Look through the entries that follow and count the lines with the word "TOTVEGCN". The reply is that number alone.
****************
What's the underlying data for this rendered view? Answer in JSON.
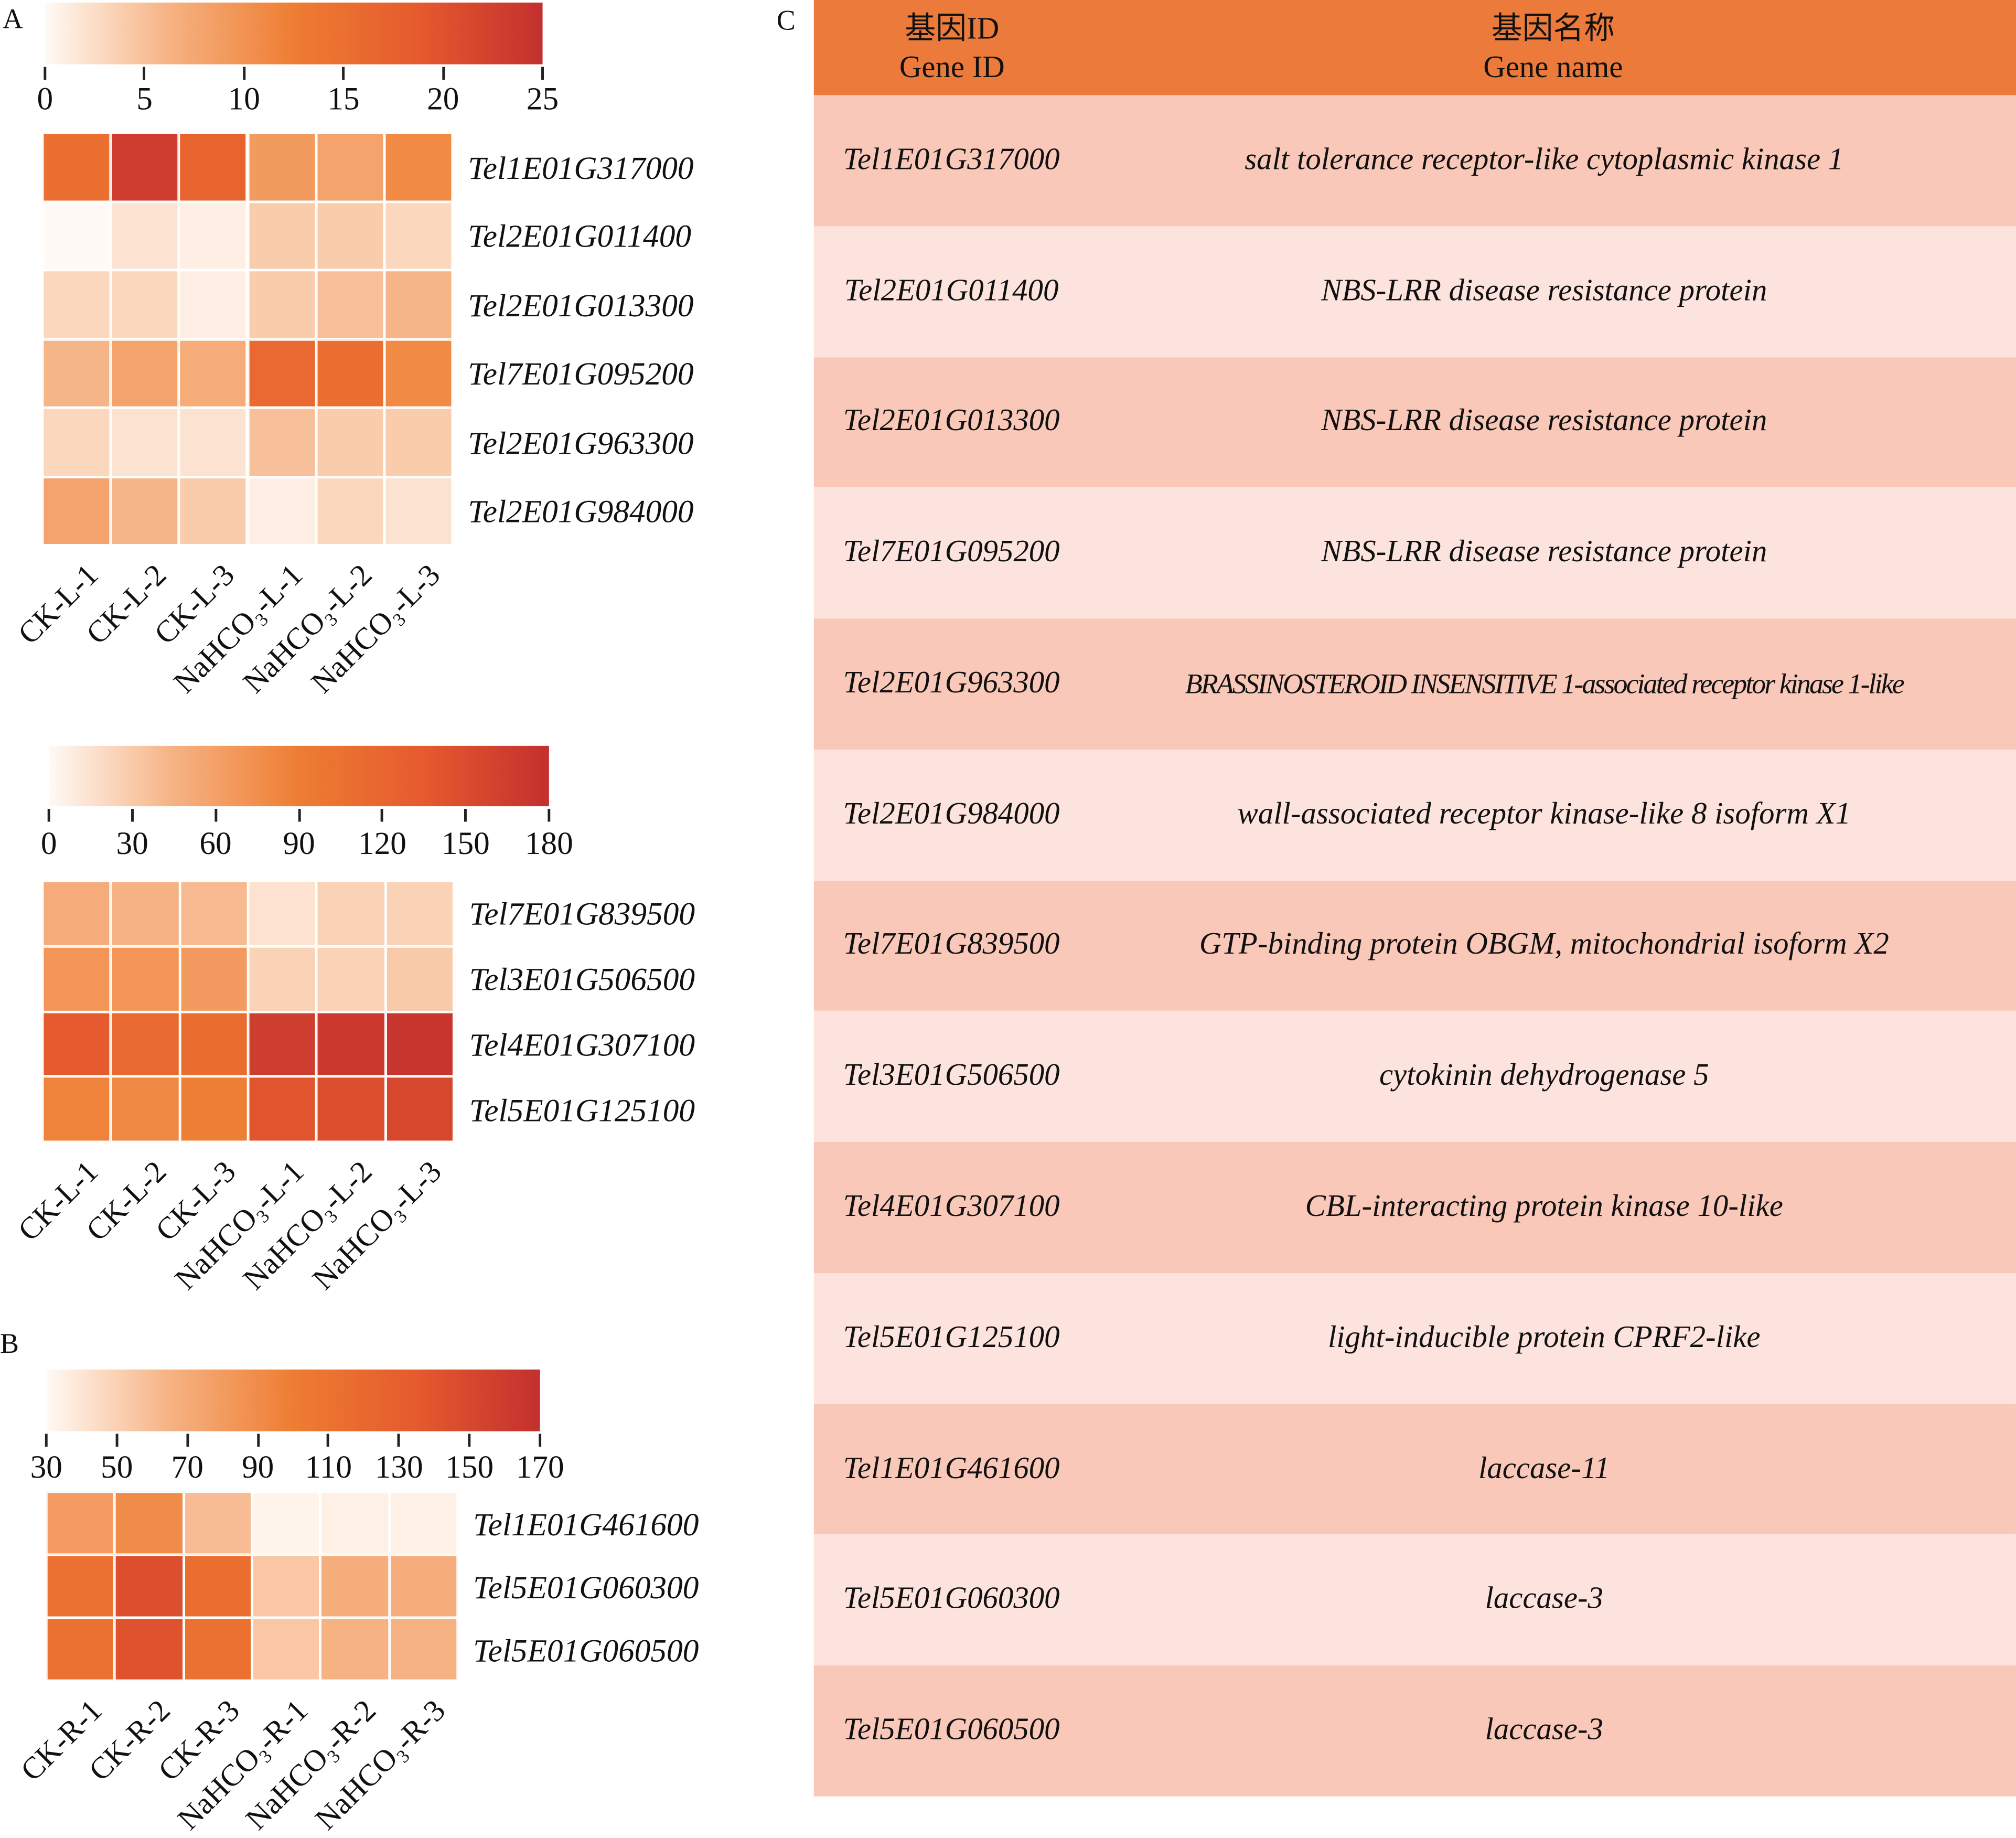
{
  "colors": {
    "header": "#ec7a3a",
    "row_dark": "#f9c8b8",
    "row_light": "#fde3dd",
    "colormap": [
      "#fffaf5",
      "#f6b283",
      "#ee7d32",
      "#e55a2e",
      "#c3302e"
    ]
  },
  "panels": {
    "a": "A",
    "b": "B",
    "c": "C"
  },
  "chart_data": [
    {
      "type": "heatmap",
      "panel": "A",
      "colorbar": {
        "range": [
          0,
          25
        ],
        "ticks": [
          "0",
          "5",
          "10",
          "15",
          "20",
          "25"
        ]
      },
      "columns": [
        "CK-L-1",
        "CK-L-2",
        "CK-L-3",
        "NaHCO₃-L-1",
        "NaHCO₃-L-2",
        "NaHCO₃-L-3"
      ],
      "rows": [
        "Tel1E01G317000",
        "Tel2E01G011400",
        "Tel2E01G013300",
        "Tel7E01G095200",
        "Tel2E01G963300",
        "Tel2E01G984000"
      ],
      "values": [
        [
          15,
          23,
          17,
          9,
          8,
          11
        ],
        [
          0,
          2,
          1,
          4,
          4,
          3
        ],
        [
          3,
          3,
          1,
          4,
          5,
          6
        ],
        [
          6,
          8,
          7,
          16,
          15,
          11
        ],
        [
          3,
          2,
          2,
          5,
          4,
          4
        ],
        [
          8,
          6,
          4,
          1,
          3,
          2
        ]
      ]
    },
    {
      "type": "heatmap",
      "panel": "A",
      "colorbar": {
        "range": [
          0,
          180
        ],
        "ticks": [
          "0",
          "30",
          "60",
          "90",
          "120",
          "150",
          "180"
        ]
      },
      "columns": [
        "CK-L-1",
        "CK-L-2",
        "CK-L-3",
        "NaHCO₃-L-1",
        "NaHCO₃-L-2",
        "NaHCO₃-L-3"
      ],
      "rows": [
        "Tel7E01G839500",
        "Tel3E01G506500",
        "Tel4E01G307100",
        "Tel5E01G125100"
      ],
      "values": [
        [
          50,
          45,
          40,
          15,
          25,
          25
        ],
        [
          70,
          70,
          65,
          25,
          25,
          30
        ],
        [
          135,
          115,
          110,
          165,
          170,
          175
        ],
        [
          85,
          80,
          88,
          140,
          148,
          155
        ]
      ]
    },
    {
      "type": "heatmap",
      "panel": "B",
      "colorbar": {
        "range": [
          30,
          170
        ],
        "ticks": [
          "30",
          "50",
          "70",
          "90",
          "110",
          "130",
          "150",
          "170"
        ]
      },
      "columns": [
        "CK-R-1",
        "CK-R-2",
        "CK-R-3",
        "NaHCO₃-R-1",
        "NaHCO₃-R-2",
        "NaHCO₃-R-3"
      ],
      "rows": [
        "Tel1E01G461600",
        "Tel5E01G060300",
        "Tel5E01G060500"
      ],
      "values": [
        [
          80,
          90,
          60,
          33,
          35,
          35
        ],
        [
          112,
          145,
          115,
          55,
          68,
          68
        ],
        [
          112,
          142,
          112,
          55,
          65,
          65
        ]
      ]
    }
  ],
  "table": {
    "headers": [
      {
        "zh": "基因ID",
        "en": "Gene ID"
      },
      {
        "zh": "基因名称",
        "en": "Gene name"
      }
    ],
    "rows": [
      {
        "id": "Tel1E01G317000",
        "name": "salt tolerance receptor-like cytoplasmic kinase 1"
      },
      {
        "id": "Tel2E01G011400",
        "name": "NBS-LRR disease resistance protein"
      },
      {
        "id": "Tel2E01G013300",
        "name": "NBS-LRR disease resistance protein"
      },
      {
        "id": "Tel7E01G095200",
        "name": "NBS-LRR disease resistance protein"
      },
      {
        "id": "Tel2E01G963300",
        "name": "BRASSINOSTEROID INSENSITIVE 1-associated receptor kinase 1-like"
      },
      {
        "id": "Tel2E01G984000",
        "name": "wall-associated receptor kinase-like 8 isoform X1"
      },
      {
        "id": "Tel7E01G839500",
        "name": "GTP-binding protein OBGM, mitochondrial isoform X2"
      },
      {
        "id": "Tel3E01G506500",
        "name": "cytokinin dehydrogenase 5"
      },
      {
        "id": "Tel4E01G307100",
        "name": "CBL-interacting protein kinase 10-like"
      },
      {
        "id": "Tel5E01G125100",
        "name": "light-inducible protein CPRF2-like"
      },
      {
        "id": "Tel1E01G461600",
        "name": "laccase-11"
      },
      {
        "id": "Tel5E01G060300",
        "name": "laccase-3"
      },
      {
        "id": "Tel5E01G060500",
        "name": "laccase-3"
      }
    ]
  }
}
****************
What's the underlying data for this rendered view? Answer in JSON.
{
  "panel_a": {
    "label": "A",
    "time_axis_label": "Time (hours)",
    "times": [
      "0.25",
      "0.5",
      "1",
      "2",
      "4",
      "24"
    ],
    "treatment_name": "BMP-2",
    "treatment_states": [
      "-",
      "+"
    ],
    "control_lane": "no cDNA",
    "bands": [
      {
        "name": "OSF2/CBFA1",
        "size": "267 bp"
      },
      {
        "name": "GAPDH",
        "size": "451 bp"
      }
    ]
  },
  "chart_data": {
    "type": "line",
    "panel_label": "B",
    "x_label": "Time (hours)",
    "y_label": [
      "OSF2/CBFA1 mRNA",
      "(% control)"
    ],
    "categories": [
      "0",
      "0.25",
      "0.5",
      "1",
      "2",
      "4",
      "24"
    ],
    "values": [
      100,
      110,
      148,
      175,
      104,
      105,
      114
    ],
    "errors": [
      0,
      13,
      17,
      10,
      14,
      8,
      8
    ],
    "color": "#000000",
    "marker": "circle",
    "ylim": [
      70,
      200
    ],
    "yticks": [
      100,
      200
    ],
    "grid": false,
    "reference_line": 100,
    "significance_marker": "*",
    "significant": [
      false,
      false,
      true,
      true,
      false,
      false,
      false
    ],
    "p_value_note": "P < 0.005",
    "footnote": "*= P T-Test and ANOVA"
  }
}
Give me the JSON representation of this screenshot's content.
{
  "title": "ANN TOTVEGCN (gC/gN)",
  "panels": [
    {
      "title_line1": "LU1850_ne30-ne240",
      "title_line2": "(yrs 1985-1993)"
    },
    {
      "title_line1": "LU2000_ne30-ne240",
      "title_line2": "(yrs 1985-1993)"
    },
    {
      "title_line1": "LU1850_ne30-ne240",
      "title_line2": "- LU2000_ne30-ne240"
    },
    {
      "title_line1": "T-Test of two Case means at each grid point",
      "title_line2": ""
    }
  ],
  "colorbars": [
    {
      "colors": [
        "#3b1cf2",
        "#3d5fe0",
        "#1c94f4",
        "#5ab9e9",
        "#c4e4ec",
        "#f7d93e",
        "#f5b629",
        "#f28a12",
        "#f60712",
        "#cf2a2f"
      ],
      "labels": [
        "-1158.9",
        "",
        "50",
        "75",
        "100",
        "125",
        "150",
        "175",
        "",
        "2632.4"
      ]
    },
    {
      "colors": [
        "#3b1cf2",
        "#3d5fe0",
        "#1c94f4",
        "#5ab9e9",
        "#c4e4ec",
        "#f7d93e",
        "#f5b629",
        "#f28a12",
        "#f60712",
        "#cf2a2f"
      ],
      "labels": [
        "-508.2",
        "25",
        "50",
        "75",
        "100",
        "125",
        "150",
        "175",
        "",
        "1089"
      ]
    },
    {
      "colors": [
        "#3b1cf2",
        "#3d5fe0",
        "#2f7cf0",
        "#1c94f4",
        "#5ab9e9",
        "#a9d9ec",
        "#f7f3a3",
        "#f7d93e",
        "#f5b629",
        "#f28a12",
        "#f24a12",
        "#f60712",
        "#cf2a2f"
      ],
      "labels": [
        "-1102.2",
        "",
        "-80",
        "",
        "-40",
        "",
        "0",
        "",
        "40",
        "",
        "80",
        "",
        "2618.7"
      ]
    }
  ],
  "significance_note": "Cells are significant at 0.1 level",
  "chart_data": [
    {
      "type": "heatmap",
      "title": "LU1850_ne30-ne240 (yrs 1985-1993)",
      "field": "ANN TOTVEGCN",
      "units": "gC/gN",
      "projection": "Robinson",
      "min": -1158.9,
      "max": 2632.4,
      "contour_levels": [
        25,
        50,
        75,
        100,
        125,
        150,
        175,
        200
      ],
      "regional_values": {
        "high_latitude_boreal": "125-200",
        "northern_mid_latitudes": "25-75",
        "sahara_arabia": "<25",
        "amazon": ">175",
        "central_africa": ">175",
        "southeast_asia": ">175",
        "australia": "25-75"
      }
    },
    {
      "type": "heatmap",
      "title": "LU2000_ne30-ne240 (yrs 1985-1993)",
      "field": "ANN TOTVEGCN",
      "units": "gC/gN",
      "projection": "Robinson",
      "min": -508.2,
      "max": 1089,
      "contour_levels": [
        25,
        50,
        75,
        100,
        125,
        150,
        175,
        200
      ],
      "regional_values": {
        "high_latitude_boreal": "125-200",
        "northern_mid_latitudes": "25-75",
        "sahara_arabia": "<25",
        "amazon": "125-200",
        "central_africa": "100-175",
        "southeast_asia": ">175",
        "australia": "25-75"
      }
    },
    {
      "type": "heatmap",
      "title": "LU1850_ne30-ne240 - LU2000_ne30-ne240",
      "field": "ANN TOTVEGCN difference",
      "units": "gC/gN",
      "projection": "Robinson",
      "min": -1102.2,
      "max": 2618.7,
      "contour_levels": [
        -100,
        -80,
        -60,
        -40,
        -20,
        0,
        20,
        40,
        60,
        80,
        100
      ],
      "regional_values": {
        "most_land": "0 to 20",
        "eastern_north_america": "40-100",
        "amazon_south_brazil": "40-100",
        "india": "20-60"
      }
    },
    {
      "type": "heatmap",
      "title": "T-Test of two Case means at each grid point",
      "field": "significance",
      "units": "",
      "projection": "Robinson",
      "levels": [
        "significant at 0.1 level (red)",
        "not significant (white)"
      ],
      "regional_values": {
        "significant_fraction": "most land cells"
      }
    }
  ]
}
****************
* _Exercise output_: 4